# What to work on
Repeat every entry word for word, but leave the images out of your copy.

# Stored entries
——

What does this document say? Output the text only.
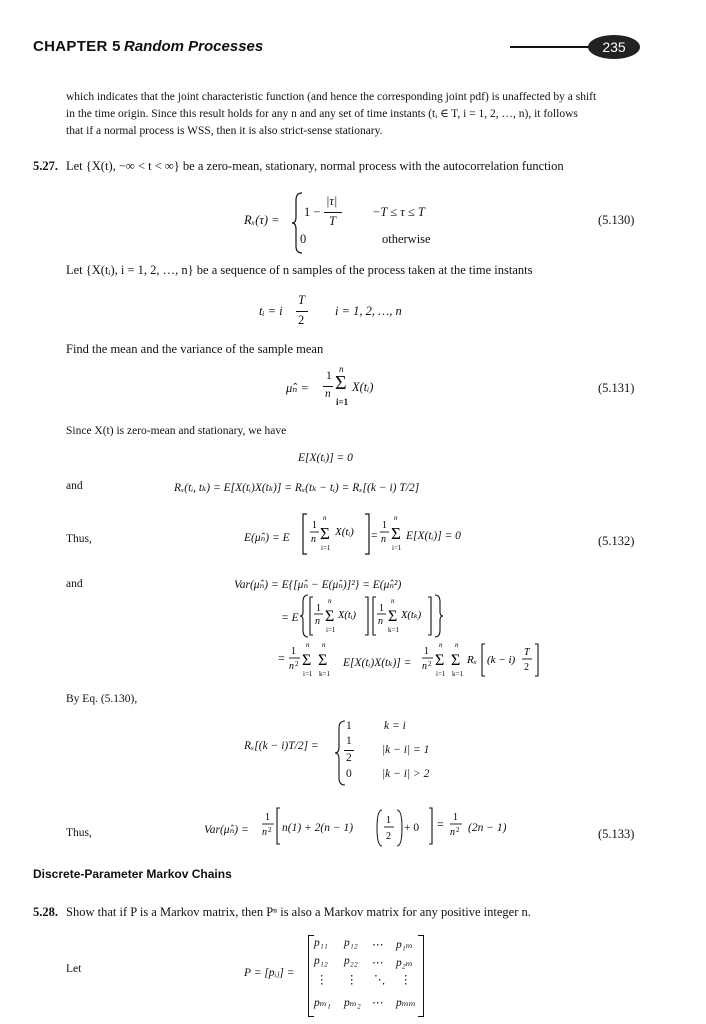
CHAPTER 5 Random Processes	235
which indicates that the joint characteristic function (and hence the corresponding joint pdf) is unaffected by a shift
in the time origin. Since this result holds for any n and any set of time instants (tᵢ ∈ T, i = 1, 2, …, n), it follows
that if a normal process is WSS, then it is also strict-sense stationary.
5.27. Let {X(t), −∞ < t < ∞} be a zero-mean, stationary, normal process with the autocorrelation function
Rₓ(τ) =
1 −
|τ|
T
−T ≤ τ ≤ T
0	otherwise
(5.130)
Let {X(tᵢ), i = 1, 2, …, n} be a sequence of n samples of the process taken at the time instants
tᵢ = i
T
2
i = 1, 2, …, n
Find the mean and the variance of the sample mean
μ̂ₙ =
1
n
n
Σ
i=1
X(tᵢ)	(5.131)
Since X(t) is zero-mean and stationary, we have
E[X(tᵢ)] = 0
and	Rₓ(tᵢ, tₖ) = E[X(tᵢ)X(tₖ)] = Rₓ(tₖ − tᵢ) = Rₓ[(k − i) T/2]
Thus,	E(μ̂ₙ) = E
1
n
n
Σ
i=1
X(tᵢ)
1
n
n
Σ
i=1
= E[X(tᵢ)] = 0	(5.132)
and	Var(μ̂ₙ) = E{[μ̂ₙ − E(μ̂ₙ)]²} = E(μ̂ₙ²)
= E
1
n
n
Σ
i=1
X(tᵢ)
1
n
n
Σ
k=1
X(tₖ)
= 1
n 2
n
Σ
i=1
n
Σ
k=1
E[X(tᵢ)X(tₖ)] =
1
n 2
n
Σ
i=1
n
Σ
k=1
Rₓ (k − i)
T
2
By Eq. (5.130),
Rₓ[(k − i)T/2] =
1	k = i
1
2
|k − i| = 1
0	|k − i| > 2
Thus,	Var(μ̂ₙ) =
1
n 2 n(1) + 2(n − 1)
1
2
+ 0 = 1
n 2 (2n − 1)	(5.133)
Discrete-Parameter Markov Chains
5.28. Show that if P is a Markov matrix, then Pⁿ is also a Markov matrix for any positive integer n.
Let	P = [pᵢⱼ] =
p₁₁ p₁₂ ⋯ p₁ₘ
p₁₂ p₂₂ ⋯ p₂ₘ
⋮ ⋮ ⋱ ⋮
pₘ₁ pₘ₂ ⋯ pₘₘ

——

# Result of this task
What does this document say? Output the text only.
CHAPTER 5 Random Processes	235
which indicates that the joint characteristic function (and hence the corresponding joint pdf) is unaffected by a shift
in the time origin. Since this result holds for any n and any set of time instants (tᵢ ∈ T, i = 1, 2, …, n), it follows
that if a normal process is WSS, then it is also strict-sense stationary.
5.27. Let {X(t), −∞ < t < ∞} be a zero-mean, stationary, normal process with the autocorrelation function
Rₓ(τ) =
1 −
|τ|
T
−T ≤ τ ≤ T
0	otherwise
(5.130)
Let {X(tᵢ), i = 1, 2, …, n} be a sequence of n samples of the process taken at the time instants
tᵢ = i
T
2
i = 1, 2, …, n
Find the mean and the variance of the sample mean
μ̂ₙ =
1
n
n
Σ
i=1
X(tᵢ)	(5.131)
Since X(t) is zero-mean and stationary, we have
E[X(tᵢ)] = 0
and	Rₓ(tᵢ, tₖ) = E[X(tᵢ)X(tₖ)] = Rₓ(tₖ − tᵢ) = Rₓ[(k − i) T/2]
Thus,	E(μ̂ₙ) = E
1
n
n
Σ
i=1
X(tᵢ)
1
n
n
Σ
i=1
= E[X(tᵢ)] = 0	(5.132)
and	Var(μ̂ₙ) = E{[μ̂ₙ − E(μ̂ₙ)]²} = E(μ̂ₙ²)
= E
1
n
n
Σ
i=1
X(tᵢ)
1
n
n
Σ
k=1
X(tₖ)
= 1
n 2
n
Σ
i=1
n
Σ
k=1
E[X(tᵢ)X(tₖ)] =
1
n 2
n
Σ
i=1
n
Σ
k=1
Rₓ (k − i)
T
2
By Eq. (5.130),
Rₓ[(k − i)T/2] =
1	k = i
1
2
|k − i| = 1
0	|k − i| > 2
Thus,	Var(μ̂ₙ) =
1
n 2 n(1) + 2(n − 1)
1
2
+ 0 = 1
n 2 (2n − 1)	(5.133)
Discrete-Parameter Markov Chains
5.28. Show that if P is a Markov matrix, then Pⁿ is also a Markov matrix for any positive integer n.
Let	P = [pᵢⱼ] =
p₁₁ p₁₂ ⋯ p₁ₘ
p₁₂ p₂₂ ⋯ p₂ₘ
⋮ ⋮ ⋱ ⋮
pₘ₁ pₘ₂ ⋯ pₘₘ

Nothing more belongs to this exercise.